EXERCISE REQUIREMENTS: Check each line of the material below for "JSON". Report how many have it, with no other words.

DATA FOR THIS EXERCISE:
[start]

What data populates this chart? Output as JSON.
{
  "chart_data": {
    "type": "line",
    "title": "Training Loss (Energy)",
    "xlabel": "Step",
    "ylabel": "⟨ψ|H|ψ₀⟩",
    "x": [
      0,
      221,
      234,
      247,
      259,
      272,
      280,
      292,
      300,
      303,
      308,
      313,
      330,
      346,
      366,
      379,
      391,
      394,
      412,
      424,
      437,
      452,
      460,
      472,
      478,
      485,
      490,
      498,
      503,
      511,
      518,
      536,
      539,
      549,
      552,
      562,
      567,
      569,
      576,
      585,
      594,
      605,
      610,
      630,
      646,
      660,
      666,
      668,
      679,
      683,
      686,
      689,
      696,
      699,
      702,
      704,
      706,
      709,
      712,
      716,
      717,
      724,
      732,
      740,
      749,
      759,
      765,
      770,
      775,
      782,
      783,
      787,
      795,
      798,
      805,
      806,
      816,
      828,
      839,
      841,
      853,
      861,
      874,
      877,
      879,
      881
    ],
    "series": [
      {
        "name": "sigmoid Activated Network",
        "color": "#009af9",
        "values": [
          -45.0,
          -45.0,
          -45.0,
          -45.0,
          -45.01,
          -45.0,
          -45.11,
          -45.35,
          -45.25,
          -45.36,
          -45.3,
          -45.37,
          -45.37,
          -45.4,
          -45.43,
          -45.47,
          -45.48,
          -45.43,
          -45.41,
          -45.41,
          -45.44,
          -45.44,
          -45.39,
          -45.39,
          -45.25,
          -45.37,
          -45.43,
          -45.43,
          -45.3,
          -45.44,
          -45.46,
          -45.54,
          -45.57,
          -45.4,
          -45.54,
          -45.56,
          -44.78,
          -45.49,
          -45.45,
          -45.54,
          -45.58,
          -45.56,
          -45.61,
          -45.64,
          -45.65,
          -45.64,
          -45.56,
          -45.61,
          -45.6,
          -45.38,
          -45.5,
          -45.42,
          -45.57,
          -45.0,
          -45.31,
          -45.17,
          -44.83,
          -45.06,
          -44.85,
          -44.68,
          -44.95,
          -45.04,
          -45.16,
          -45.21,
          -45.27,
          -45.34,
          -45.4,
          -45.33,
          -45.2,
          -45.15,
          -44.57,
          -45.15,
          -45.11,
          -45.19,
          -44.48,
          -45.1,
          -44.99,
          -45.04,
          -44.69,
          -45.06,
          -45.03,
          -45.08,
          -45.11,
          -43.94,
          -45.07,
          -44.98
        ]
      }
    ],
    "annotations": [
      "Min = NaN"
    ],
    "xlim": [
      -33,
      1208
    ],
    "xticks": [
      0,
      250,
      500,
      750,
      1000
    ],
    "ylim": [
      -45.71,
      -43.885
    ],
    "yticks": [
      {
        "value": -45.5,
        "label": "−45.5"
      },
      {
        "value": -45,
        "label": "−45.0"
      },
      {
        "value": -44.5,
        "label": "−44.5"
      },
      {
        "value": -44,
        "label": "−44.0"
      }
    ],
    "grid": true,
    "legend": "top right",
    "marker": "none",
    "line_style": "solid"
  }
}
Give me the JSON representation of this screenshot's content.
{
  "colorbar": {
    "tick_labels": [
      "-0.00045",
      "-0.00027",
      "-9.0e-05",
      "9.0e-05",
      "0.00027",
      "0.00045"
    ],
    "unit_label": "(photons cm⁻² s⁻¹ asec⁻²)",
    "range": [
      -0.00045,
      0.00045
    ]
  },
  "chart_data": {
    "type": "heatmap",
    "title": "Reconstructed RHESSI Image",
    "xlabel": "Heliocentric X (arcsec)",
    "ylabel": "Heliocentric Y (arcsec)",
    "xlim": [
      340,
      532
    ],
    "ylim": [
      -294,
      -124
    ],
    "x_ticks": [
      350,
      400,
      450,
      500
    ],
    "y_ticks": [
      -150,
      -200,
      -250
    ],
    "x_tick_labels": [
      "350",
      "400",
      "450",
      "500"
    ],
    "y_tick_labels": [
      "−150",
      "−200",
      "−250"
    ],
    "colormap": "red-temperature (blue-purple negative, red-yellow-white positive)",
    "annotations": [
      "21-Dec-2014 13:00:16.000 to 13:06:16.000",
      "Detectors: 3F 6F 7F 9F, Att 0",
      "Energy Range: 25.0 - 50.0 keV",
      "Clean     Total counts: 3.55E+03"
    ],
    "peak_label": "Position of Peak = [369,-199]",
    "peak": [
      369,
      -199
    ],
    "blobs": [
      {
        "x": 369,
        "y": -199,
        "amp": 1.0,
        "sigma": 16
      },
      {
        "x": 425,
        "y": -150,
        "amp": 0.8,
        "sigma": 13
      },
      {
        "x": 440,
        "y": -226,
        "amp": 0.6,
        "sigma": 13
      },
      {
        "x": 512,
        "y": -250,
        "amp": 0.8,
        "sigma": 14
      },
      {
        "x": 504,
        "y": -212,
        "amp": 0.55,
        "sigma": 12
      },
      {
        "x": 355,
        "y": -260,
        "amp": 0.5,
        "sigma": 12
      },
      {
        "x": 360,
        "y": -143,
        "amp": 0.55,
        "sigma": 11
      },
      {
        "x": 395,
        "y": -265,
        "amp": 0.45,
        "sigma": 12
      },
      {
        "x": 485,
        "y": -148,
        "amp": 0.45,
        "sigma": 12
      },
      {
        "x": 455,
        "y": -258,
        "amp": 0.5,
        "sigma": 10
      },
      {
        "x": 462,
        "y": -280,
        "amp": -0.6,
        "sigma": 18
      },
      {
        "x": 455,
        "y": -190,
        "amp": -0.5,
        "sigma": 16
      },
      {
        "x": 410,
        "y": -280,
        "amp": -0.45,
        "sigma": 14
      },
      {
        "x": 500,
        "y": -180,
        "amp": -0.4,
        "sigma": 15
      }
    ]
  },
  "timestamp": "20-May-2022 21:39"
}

[end]

RESPONSE TO THIS EXERCISE: 2